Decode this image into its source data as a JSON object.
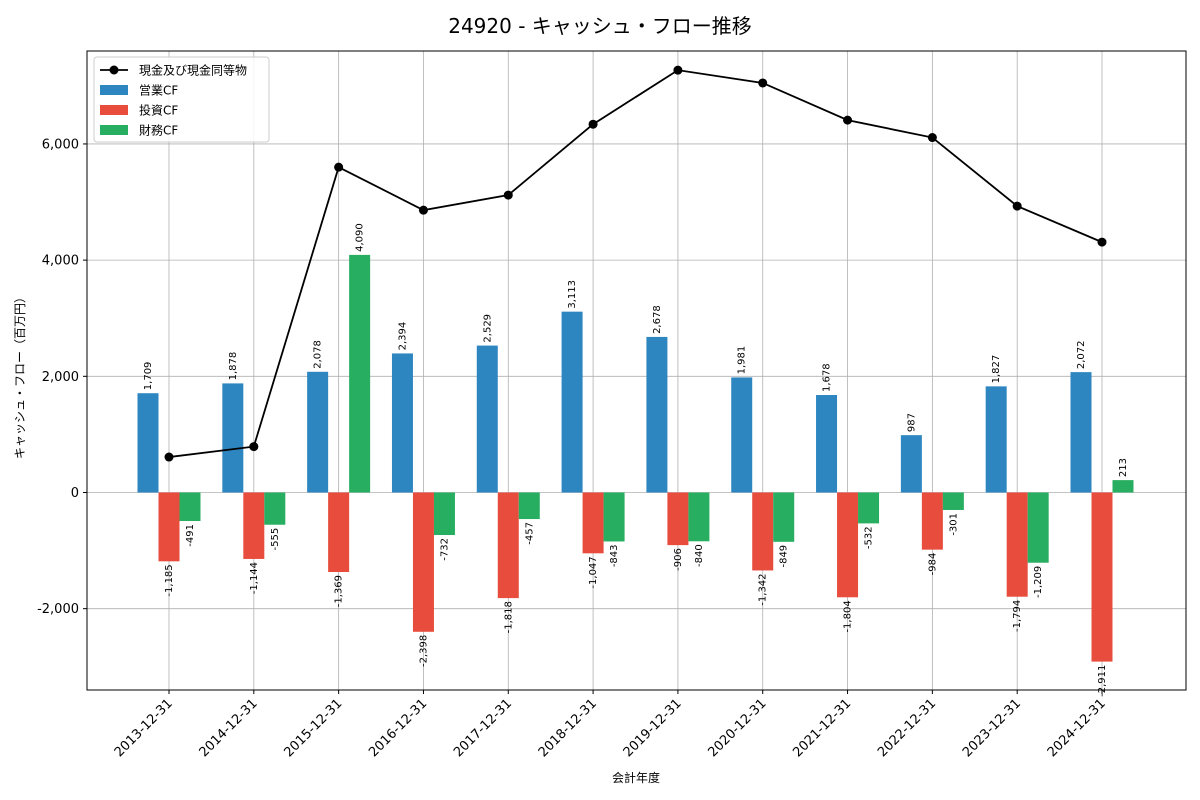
{
  "chart_data": {
    "type": "bar",
    "title": "24920 - キャッシュ・フロー推移",
    "xlabel": "会計年度",
    "ylabel": "キャッシュ・フロー（百万円）",
    "ylim": [
      -3400,
      7600
    ],
    "yticks": [
      -2000,
      0,
      2000,
      4000,
      6000
    ],
    "ytick_labels": [
      "-2,000",
      "0",
      "2,000",
      "4,000",
      "6,000"
    ],
    "grid": true,
    "legend_position": "top-left",
    "categories": [
      "2013-12-31",
      "2014-12-31",
      "2015-12-31",
      "2016-12-31",
      "2017-12-31",
      "2018-12-31",
      "2019-12-31",
      "2020-12-31",
      "2021-12-31",
      "2022-12-31",
      "2023-12-31",
      "2024-12-31"
    ],
    "series": [
      {
        "name": "営業CF",
        "type": "bar",
        "color": "#2e86c1",
        "values": [
          1709,
          1878,
          2078,
          2394,
          2529,
          3113,
          2678,
          1981,
          1678,
          987,
          1827,
          2072
        ],
        "labels": [
          "1,709",
          "1,878",
          "2,078",
          "2,394",
          "2,529",
          "3,113",
          "2,678",
          "1,981",
          "1,678",
          "987",
          "1,827",
          "2,072"
        ]
      },
      {
        "name": "投資CF",
        "type": "bar",
        "color": "#e74c3c",
        "values": [
          -1185,
          -1144,
          -1369,
          -2398,
          -1818,
          -1047,
          -906,
          -1342,
          -1804,
          -984,
          -1794,
          -2911
        ],
        "labels": [
          "-1,185",
          "-1,144",
          "-1,369",
          "-2,398",
          "-1,818",
          "-1,047",
          "-906",
          "-1,342",
          "-1,804",
          "-984",
          "-1,794",
          "-2,911"
        ]
      },
      {
        "name": "財務CF",
        "type": "bar",
        "color": "#27ae60",
        "values": [
          -491,
          -555,
          4090,
          -732,
          -457,
          -843,
          -840,
          -849,
          -532,
          -301,
          -1209,
          213
        ],
        "labels": [
          "-491",
          "-555",
          "4,090",
          "-732",
          "-457",
          "-843",
          "-840",
          "-849",
          "-532",
          "-301",
          "-1,209",
          "213"
        ]
      },
      {
        "name": "現金及び現金同等物",
        "type": "line",
        "color": "#000000",
        "values": [
          610,
          790,
          5600,
          4860,
          5120,
          6340,
          7270,
          7050,
          6410,
          6110,
          4930,
          4310
        ]
      }
    ]
  }
}
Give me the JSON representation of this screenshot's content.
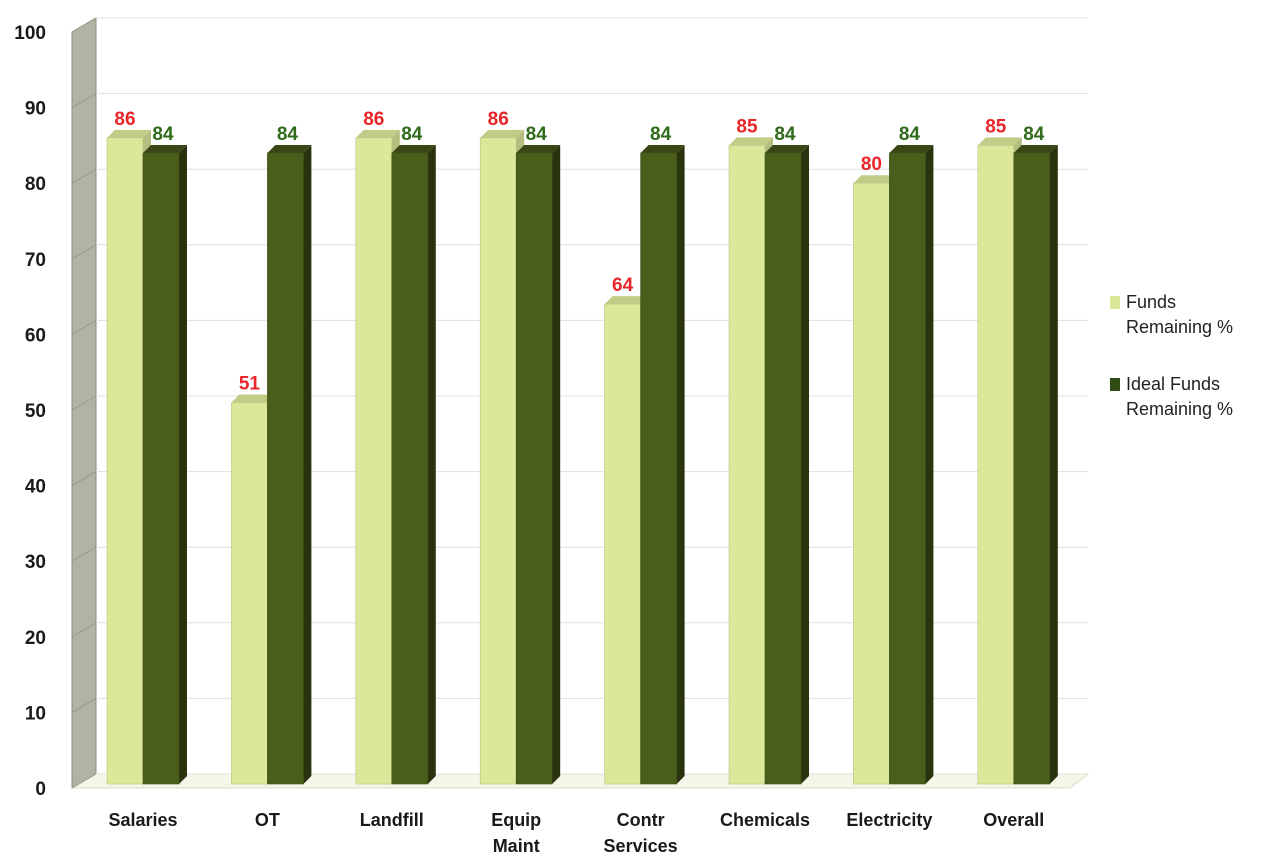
{
  "chart_data": {
    "type": "bar",
    "categories": [
      "Salaries",
      "OT",
      "Landfill",
      "Equip\nMaint",
      "Contr\nServices",
      "Chemicals",
      "Electricity",
      "Overall"
    ],
    "series": [
      {
        "name": "Funds Remaining %",
        "values": [
          86,
          51,
          86,
          86,
          64,
          85,
          80,
          85
        ],
        "color": "#dde79a",
        "label_color": "#e8262a"
      },
      {
        "name": "Ideal Funds Remaining %",
        "values": [
          84,
          84,
          84,
          84,
          84,
          84,
          84,
          84
        ],
        "color": "#4a5e1c",
        "label_color": "#2f6b1a"
      }
    ],
    "yticks": [
      0,
      10,
      20,
      30,
      40,
      50,
      60,
      70,
      80,
      90,
      100
    ],
    "ylim": [
      0,
      100
    ],
    "grid": true,
    "legend_position": "right",
    "style": "3d-clustered-column"
  }
}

===============

_WHAT TO WORK ON_
Would you set down the listing exactly, omitting pictures?

_WRITTEN RESPONSE_
Decode this image into its source data as a JSON object.
{
  "chart_data": {
    "type": "bar",
    "title": "24920 - キャッシュ・フロー推移",
    "xlabel": "会計年度",
    "ylabel": "キャッシュ・フロー（百万円）",
    "ylim": [
      -3400,
      7600
    ],
    "yticks": [
      -2000,
      0,
      2000,
      4000,
      6000
    ],
    "ytick_labels": [
      "-2,000",
      "0",
      "2,000",
      "4,000",
      "6,000"
    ],
    "grid": true,
    "legend_position": "top-left",
    "categories": [
      "2013-12-31",
      "2014-12-31",
      "2015-12-31",
      "2016-12-31",
      "2017-12-31",
      "2018-12-31",
      "2019-12-31",
      "2020-12-31",
      "2021-12-31",
      "2022-12-31",
      "2023-12-31",
      "2024-12-31"
    ],
    "series": [
      {
        "name": "営業CF",
        "type": "bar",
        "color": "#2e86c1",
        "values": [
          1709,
          1878,
          2078,
          2394,
          2529,
          3113,
          2678,
          1981,
          1678,
          987,
          1827,
          2072
        ],
        "labels": [
          "1,709",
          "1,878",
          "2,078",
          "2,394",
          "2,529",
          "3,113",
          "2,678",
          "1,981",
          "1,678",
          "987",
          "1,827",
          "2,072"
        ]
      },
      {
        "name": "投資CF",
        "type": "bar",
        "color": "#e74c3c",
        "values": [
          -1185,
          -1144,
          -1369,
          -2398,
          -1818,
          -1047,
          -906,
          -1342,
          -1804,
          -984,
          -1794,
          -2911
        ],
        "labels": [
          "-1,185",
          "-1,144",
          "-1,369",
          "-2,398",
          "-1,818",
          "-1,047",
          "-906",
          "-1,342",
          "-1,804",
          "-984",
          "-1,794",
          "-2,911"
        ]
      },
      {
        "name": "財務CF",
        "type": "bar",
        "color": "#27ae60",
        "values": [
          -491,
          -555,
          4090,
          -732,
          -457,
          -843,
          -840,
          -849,
          -532,
          -301,
          -1209,
          213
        ],
        "labels": [
          "-491",
          "-555",
          "4,090",
          "-732",
          "-457",
          "-843",
          "-840",
          "-849",
          "-532",
          "-301",
          "-1,209",
          "213"
        ]
      },
      {
        "name": "現金及び現金同等物",
        "type": "line",
        "color": "#000000",
        "values": [
          610,
          790,
          5600,
          4860,
          5120,
          6340,
          7270,
          7050,
          6410,
          6110,
          4930,
          4310
        ]
      }
    ]
  }
}
Give me the JSON representation of this screenshot's content.
{
  "chart_data": {
    "type": "bar",
    "categories": [
      "Salaries",
      "OT",
      "Landfill",
      "Equip\nMaint",
      "Contr\nServices",
      "Chemicals",
      "Electricity",
      "Overall"
    ],
    "series": [
      {
        "name": "Funds Remaining %",
        "values": [
          86,
          51,
          86,
          86,
          64,
          85,
          80,
          85
        ],
        "color": "#dde79a",
        "label_color": "#e8262a"
      },
      {
        "name": "Ideal Funds Remaining %",
        "values": [
          84,
          84,
          84,
          84,
          84,
          84,
          84,
          84
        ],
        "color": "#4a5e1c",
        "label_color": "#2f6b1a"
      }
    ],
    "yticks": [
      0,
      10,
      20,
      30,
      40,
      50,
      60,
      70,
      80,
      90,
      100
    ],
    "ylim": [
      0,
      100
    ],
    "grid": true,
    "legend_position": "right",
    "style": "3d-clustered-column"
  }
}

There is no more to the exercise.